* Exercise description: Copy all lines in which the word "this" can be found.

* Input data:
*-*-*
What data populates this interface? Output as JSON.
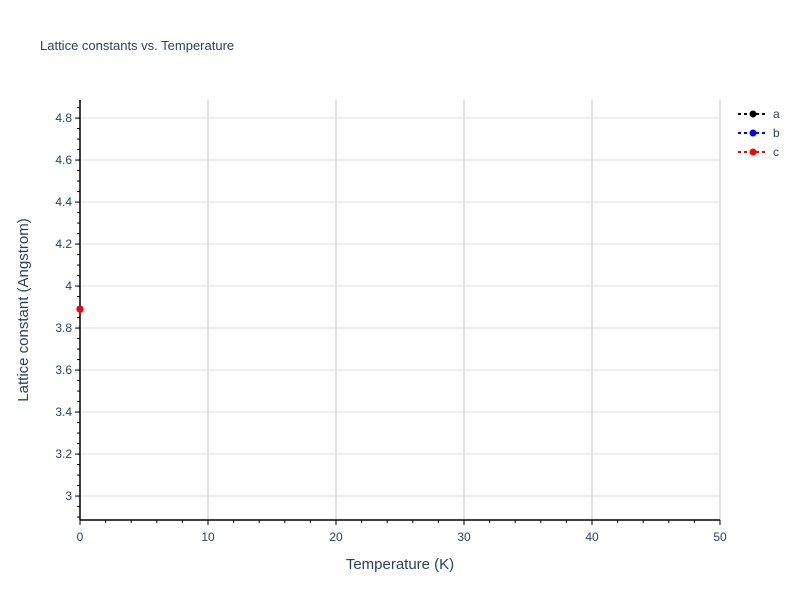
{
  "chart_data": {
    "type": "line",
    "title": "Lattice constants vs. Temperature",
    "xlabel": "Temperature (K)",
    "ylabel": "Lattice constant (Angstrom)",
    "xlim": [
      0,
      50
    ],
    "ylim": [
      2.886,
      4.886
    ],
    "xticks": [
      0,
      10,
      20,
      30,
      40,
      50
    ],
    "yticks": [
      3,
      3.2,
      3.4,
      3.6,
      3.8,
      4,
      4.2,
      4.4,
      4.6,
      4.8
    ],
    "ytick_labels": [
      "3",
      "3.2",
      "3.4",
      "3.6",
      "3.8",
      "4",
      "4.2",
      "4.4",
      "4.6",
      "4.8"
    ],
    "grid": true,
    "legend": "top-right",
    "series": [
      {
        "name": "a",
        "color": "#000000",
        "x": [
          0
        ],
        "y": [
          3.89
        ]
      },
      {
        "name": "b",
        "color": "#0000ff",
        "x": [
          0
        ],
        "y": [
          3.89
        ]
      },
      {
        "name": "c",
        "color": "#ff0000",
        "x": [
          0
        ],
        "y": [
          3.89
        ]
      }
    ]
  }
}
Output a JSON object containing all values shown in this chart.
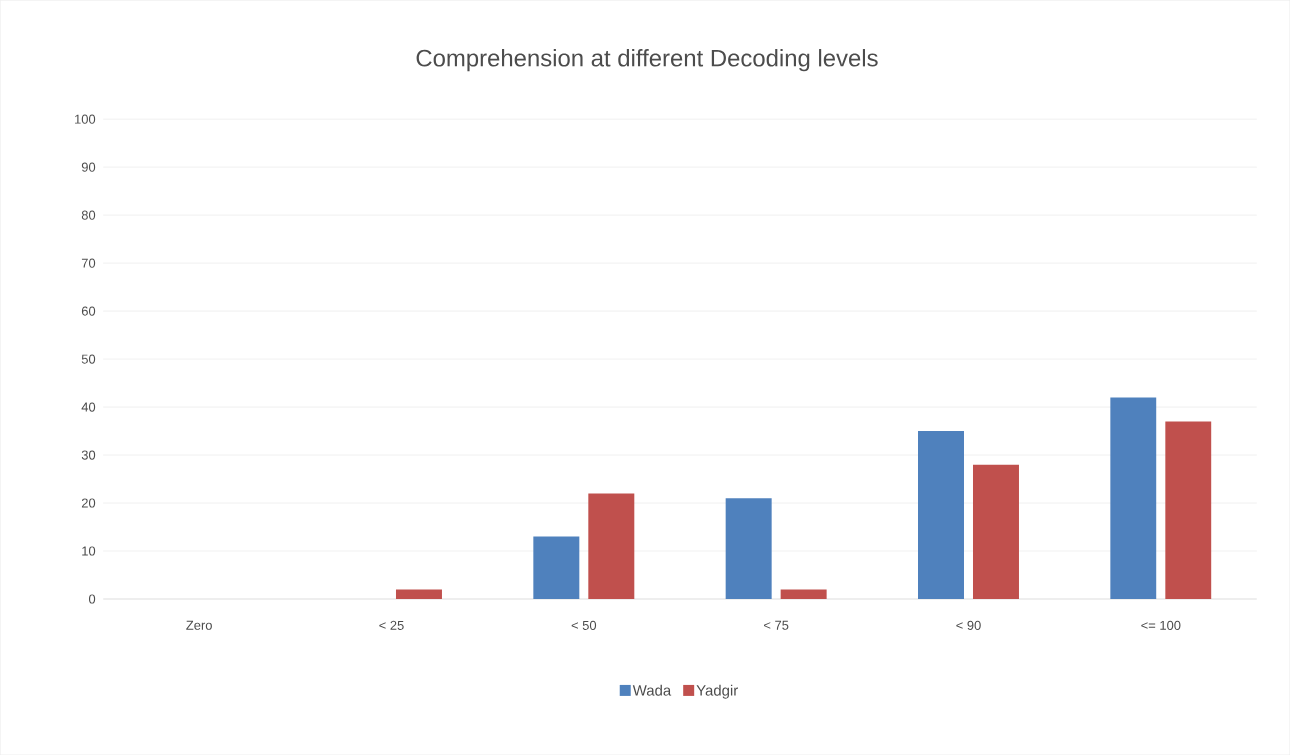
{
  "chart_data": {
    "type": "bar",
    "title": "Comprehension at different Decoding levels",
    "categories": [
      "Zero",
      "< 25",
      "< 50",
      "< 75",
      "< 90",
      "<= 100"
    ],
    "series": [
      {
        "name": "Wada",
        "color": "#4f81bd",
        "values": [
          0,
          0,
          13,
          21,
          35,
          42
        ]
      },
      {
        "name": "Yadgir",
        "color": "#c0504d",
        "values": [
          0,
          2,
          22,
          2,
          28,
          37
        ]
      }
    ],
    "ylim": [
      0,
      100
    ],
    "yticks": [
      0,
      10,
      20,
      30,
      40,
      50,
      60,
      70,
      80,
      90,
      100
    ],
    "grid": "y",
    "legend": "bottom"
  }
}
*-*-*
* Task answer:
What data populates this interface? Output as JSON.
Output a JSON object containing all values shown in this chart.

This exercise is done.